Data lines start

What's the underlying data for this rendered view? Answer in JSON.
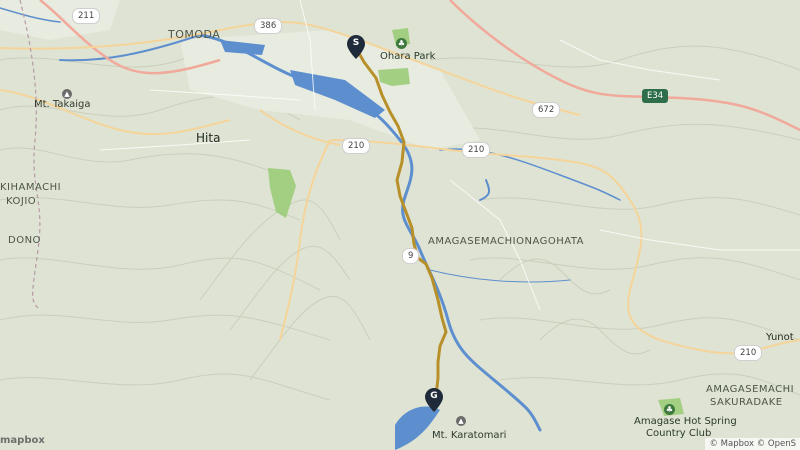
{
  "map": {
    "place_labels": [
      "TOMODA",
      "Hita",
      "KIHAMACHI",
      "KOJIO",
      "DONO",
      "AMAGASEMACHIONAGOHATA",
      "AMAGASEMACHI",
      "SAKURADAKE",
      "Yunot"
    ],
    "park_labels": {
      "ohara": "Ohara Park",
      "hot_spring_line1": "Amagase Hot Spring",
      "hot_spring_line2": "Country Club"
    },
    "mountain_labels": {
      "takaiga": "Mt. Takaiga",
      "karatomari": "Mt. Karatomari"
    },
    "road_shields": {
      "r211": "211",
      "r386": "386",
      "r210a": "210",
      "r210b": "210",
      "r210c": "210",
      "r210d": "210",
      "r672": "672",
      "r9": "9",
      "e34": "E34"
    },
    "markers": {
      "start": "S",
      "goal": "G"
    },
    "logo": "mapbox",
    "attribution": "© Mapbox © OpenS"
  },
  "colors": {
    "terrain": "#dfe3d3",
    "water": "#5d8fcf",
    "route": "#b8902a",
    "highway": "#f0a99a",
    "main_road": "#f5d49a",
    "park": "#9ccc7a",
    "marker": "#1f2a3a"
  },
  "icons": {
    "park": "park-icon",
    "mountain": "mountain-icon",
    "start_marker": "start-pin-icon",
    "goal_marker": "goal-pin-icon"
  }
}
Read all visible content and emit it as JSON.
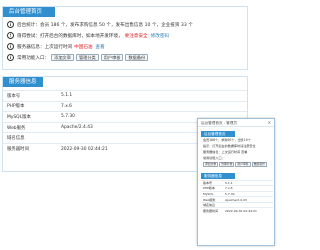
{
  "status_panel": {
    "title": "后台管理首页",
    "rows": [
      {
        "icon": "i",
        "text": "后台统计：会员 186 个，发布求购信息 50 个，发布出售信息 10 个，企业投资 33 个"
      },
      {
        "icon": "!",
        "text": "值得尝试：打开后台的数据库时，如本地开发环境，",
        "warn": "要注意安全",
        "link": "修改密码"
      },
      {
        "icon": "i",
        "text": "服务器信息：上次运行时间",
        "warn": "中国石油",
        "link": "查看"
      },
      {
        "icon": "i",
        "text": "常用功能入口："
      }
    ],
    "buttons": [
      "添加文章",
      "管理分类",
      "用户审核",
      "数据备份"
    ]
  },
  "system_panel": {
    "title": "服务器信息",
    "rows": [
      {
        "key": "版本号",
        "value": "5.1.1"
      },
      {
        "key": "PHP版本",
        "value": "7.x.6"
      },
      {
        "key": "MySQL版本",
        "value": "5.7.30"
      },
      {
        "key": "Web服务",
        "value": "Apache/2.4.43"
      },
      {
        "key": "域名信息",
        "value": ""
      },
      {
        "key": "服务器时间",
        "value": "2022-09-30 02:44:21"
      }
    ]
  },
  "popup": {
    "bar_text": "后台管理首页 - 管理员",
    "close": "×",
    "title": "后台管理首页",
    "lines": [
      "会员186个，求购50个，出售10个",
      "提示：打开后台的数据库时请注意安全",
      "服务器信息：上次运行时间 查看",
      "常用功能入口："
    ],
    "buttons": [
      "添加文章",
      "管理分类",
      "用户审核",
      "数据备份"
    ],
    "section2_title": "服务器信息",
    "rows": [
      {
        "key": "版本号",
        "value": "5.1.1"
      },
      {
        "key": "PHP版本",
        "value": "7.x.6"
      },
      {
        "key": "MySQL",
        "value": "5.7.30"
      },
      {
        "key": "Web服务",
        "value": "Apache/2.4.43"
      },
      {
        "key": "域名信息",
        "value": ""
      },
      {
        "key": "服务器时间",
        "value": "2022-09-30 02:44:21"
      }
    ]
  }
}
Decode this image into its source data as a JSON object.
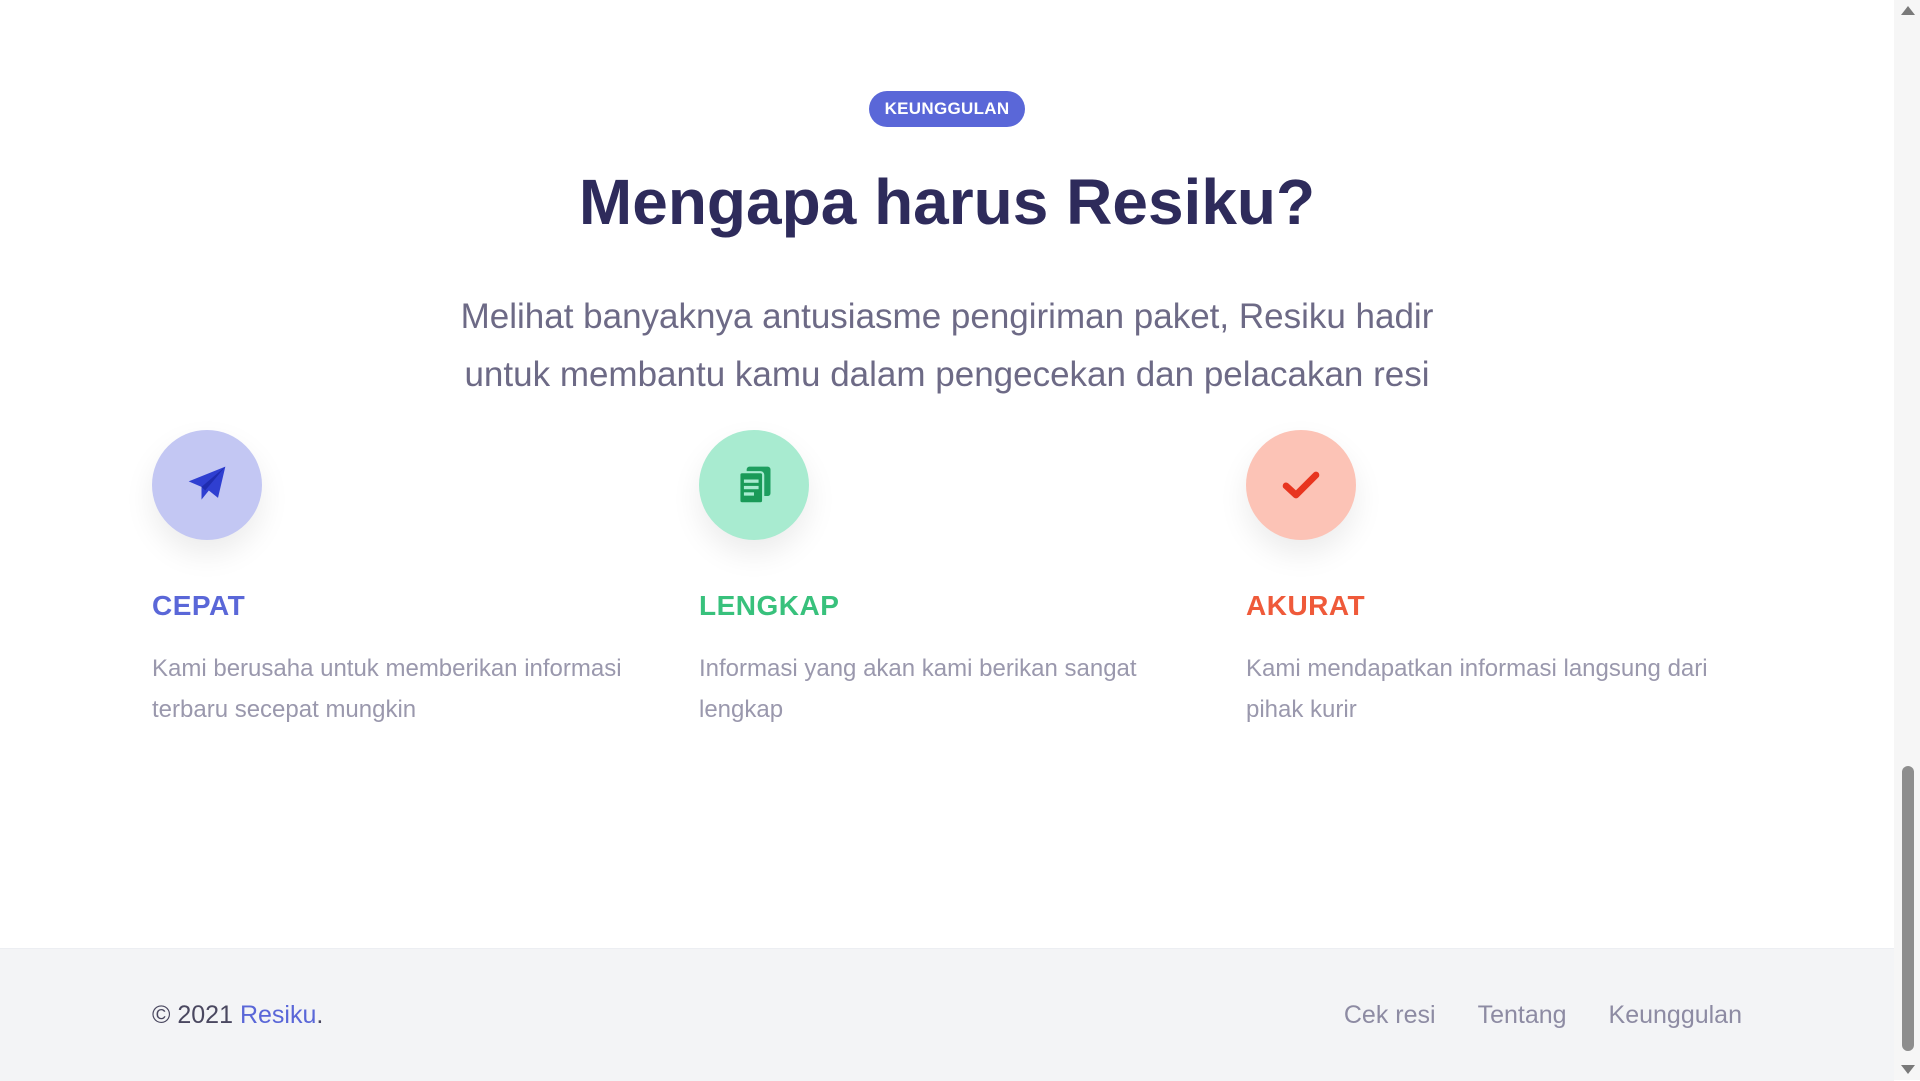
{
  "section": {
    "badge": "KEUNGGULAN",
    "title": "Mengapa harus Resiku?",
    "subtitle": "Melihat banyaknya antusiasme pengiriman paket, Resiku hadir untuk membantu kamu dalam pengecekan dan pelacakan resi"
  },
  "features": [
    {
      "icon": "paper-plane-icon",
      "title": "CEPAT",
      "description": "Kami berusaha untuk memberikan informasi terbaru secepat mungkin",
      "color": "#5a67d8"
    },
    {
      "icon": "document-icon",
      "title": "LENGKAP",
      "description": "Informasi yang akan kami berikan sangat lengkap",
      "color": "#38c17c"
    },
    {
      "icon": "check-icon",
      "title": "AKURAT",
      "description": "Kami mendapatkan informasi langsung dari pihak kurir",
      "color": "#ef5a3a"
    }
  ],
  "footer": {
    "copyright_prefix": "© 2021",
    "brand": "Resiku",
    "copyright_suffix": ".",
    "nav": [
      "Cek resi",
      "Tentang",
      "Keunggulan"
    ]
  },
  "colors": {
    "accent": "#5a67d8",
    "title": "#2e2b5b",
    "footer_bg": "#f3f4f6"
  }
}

Data lines end

== Request ==
Extract, word for word, each line from the one that contains "Decode this image" through the final line of the data above. Leave the pictures out.

== Response to this task ==
Decode this image into its source data as a JSON object.
{
  "section": {
    "badge": "KEUNGGULAN",
    "title": "Mengapa harus Resiku?",
    "subtitle": "Melihat banyaknya antusiasme pengiriman paket, Resiku hadir untuk membantu kamu dalam pengecekan dan pelacakan resi"
  },
  "features": [
    {
      "icon": "paper-plane-icon",
      "title": "CEPAT",
      "description": "Kami berusaha untuk memberikan informasi terbaru secepat mungkin",
      "color": "#5a67d8"
    },
    {
      "icon": "document-icon",
      "title": "LENGKAP",
      "description": "Informasi yang akan kami berikan sangat lengkap",
      "color": "#38c17c"
    },
    {
      "icon": "check-icon",
      "title": "AKURAT",
      "description": "Kami mendapatkan informasi langsung dari pihak kurir",
      "color": "#ef5a3a"
    }
  ],
  "footer": {
    "copyright_prefix": "© 2021",
    "brand": "Resiku",
    "copyright_suffix": ".",
    "nav": [
      "Cek resi",
      "Tentang",
      "Keunggulan"
    ]
  },
  "colors": {
    "accent": "#5a67d8",
    "title": "#2e2b5b",
    "footer_bg": "#f3f4f6"
  }
}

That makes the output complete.